→ **Problem requirements**
Print all of the data exactly as written.

*** Input

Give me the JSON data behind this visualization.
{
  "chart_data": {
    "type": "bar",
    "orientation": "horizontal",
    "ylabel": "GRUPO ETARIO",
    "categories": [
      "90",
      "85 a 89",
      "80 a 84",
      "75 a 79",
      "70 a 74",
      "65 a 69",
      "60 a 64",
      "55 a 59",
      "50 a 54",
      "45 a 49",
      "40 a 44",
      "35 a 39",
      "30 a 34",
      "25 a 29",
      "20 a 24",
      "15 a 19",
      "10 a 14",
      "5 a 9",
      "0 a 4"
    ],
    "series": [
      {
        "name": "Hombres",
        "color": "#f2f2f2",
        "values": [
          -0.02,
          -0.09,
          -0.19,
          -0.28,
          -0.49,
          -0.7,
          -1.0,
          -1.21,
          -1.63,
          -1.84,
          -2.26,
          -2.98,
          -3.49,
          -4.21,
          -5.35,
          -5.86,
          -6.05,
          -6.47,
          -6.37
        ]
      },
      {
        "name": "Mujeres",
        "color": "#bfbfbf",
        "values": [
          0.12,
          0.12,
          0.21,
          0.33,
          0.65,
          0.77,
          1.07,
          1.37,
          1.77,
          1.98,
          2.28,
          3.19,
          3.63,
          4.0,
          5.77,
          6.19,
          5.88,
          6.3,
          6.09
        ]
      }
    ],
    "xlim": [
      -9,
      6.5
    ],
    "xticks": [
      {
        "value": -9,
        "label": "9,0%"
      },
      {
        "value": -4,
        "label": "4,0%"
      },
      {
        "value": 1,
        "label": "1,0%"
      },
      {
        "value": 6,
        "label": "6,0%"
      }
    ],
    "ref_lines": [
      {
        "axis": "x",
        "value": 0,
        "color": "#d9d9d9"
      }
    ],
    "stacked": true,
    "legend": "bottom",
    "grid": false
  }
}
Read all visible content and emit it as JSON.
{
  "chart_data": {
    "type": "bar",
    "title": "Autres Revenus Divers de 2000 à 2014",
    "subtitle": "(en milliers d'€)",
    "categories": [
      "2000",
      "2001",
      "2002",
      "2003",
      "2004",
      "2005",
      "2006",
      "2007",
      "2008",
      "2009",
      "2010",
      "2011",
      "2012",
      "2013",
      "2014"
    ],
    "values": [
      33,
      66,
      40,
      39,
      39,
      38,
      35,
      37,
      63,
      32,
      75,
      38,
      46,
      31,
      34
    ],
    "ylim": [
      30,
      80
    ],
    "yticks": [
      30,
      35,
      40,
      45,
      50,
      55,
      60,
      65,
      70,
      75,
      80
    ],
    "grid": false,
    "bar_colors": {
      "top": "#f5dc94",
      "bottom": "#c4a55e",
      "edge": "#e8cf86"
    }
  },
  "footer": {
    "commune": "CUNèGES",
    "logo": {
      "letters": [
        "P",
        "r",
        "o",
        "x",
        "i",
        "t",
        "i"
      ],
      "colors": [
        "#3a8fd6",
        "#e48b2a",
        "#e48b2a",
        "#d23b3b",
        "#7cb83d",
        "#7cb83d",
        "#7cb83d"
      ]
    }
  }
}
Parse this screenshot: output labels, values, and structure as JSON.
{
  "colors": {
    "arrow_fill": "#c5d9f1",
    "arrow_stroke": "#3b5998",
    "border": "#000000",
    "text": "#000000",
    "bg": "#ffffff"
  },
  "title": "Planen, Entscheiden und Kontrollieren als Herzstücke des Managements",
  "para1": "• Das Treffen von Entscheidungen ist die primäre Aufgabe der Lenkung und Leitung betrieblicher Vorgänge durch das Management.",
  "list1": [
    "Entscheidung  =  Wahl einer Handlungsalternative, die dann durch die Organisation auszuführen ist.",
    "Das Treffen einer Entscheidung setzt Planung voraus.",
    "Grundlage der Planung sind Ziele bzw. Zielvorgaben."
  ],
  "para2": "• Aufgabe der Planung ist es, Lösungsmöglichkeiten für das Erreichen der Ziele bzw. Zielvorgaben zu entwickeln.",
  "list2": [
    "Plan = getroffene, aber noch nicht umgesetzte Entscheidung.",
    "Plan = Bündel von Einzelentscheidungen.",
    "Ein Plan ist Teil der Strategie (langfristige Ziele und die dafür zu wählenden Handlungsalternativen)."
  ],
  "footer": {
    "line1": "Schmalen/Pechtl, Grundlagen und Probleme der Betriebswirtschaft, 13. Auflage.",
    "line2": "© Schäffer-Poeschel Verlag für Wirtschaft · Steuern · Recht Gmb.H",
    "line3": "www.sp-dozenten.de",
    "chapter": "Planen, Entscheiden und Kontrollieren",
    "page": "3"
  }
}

******

→ **Correct result**
Give me the JSON data behind this visualization.
{
  "chart_data": {
    "type": "bar",
    "orientation": "horizontal",
    "ylabel": "GRUPO ETARIO",
    "categories": [
      "90",
      "85 a 89",
      "80 a 84",
      "75 a 79",
      "70 a 74",
      "65 a 69",
      "60 a 64",
      "55 a 59",
      "50 a 54",
      "45 a 49",
      "40 a 44",
      "35 a 39",
      "30 a 34",
      "25 a 29",
      "20 a 24",
      "15 a 19",
      "10 a 14",
      "5 a 9",
      "0 a 4"
    ],
    "series": [
      {
        "name": "Hombres",
        "color": "#f2f2f2",
        "values": [
          -0.02,
          -0.09,
          -0.19,
          -0.28,
          -0.49,
          -0.7,
          -1.0,
          -1.21,
          -1.63,
          -1.84,
          -2.26,
          -2.98,
          -3.49,
          -4.21,
          -5.35,
          -5.86,
          -6.05,
          -6.47,
          -6.37
        ]
      },
      {
        "name": "Mujeres",
        "color": "#bfbfbf",
        "values": [
          0.12,
          0.12,
          0.21,
          0.33,
          0.65,
          0.77,
          1.07,
          1.37,
          1.77,
          1.98,
          2.28,
          3.19,
          3.63,
          4.0,
          5.77,
          6.19,
          5.88,
          6.3,
          6.09
        ]
      }
    ],
    "xlim": [
      -9,
      6.5
    ],
    "xticks": [
      {
        "value": -9,
        "label": "9,0%"
      },
      {
        "value": -4,
        "label": "4,0%"
      },
      {
        "value": 1,
        "label": "1,0%"
      },
      {
        "value": 6,
        "label": "6,0%"
      }
    ],
    "ref_lines": [
      {
        "axis": "x",
        "value": 0,
        "color": "#d9d9d9"
      }
    ],
    "stacked": true,
    "legend": "bottom",
    "grid": false
  }
}
Read all visible content and emit it as JSON.
{
  "chart_data": {
    "type": "bar",
    "title": "Autres Revenus Divers de 2000 à 2014",
    "subtitle": "(en milliers d'€)",
    "categories": [
      "2000",
      "2001",
      "2002",
      "2003",
      "2004",
      "2005",
      "2006",
      "2007",
      "2008",
      "2009",
      "2010",
      "2011",
      "2012",
      "2013",
      "2014"
    ],
    "values": [
      33,
      66,
      40,
      39,
      39,
      38,
      35,
      37,
      63,
      32,
      75,
      38,
      46,
      31,
      34
    ],
    "ylim": [
      30,
      80
    ],
    "yticks": [
      30,
      35,
      40,
      45,
      50,
      55,
      60,
      65,
      70,
      75,
      80
    ],
    "grid": false,
    "bar_colors": {
      "top": "#f5dc94",
      "bottom": "#c4a55e",
      "edge": "#e8cf86"
    }
  },
  "footer": {
    "commune": "CUNèGES",
    "logo": {
      "letters": [
        "P",
        "r",
        "o",
        "x",
        "i",
        "t",
        "i"
      ],
      "colors": [
        "#3a8fd6",
        "#e48b2a",
        "#e48b2a",
        "#d23b3b",
        "#7cb83d",
        "#7cb83d",
        "#7cb83d"
      ]
    }
  }
}
Parse this screenshot: output labels, values, and structure as JSON.
{
  "colors": {
    "arrow_fill": "#c5d9f1",
    "arrow_stroke": "#3b5998",
    "border": "#000000",
    "text": "#000000",
    "bg": "#ffffff"
  },
  "title": "Planen, Entscheiden und Kontrollieren als Herzstücke des Managements",
  "para1": "• Das Treffen von Entscheidungen ist die primäre Aufgabe der Lenkung und Leitung betrieblicher Vorgänge durch das Management.",
  "list1": [
    "Entscheidung  =  Wahl einer Handlungsalternative, die dann durch die Organisation auszuführen ist.",
    "Das Treffen einer Entscheidung setzt Planung voraus.",
    "Grundlage der Planung sind Ziele bzw. Zielvorgaben."
  ],
  "para2": "• Aufgabe der Planung ist es, Lösungsmöglichkeiten für das Erreichen der Ziele bzw. Zielvorgaben zu entwickeln.",
  "list2": [
    "Plan = getroffene, aber noch nicht umgesetzte Entscheidung.",
    "Plan = Bündel von Einzelentscheidungen.",
    "Ein Plan ist Teil der Strategie (langfristige Ziele und die dafür zu wählenden Handlungsalternativen)."
  ],
  "footer": {
    "line1": "Schmalen/Pechtl, Grundlagen und Probleme der Betriebswirtschaft, 13. Auflage.",
    "line2": "© Schäffer-Poeschel Verlag für Wirtschaft · Steuern · Recht Gmb.H",
    "line3": "www.sp-dozenten.de",
    "chapter": "Planen, Entscheiden und Kontrollieren",
    "page": "3"
  }
}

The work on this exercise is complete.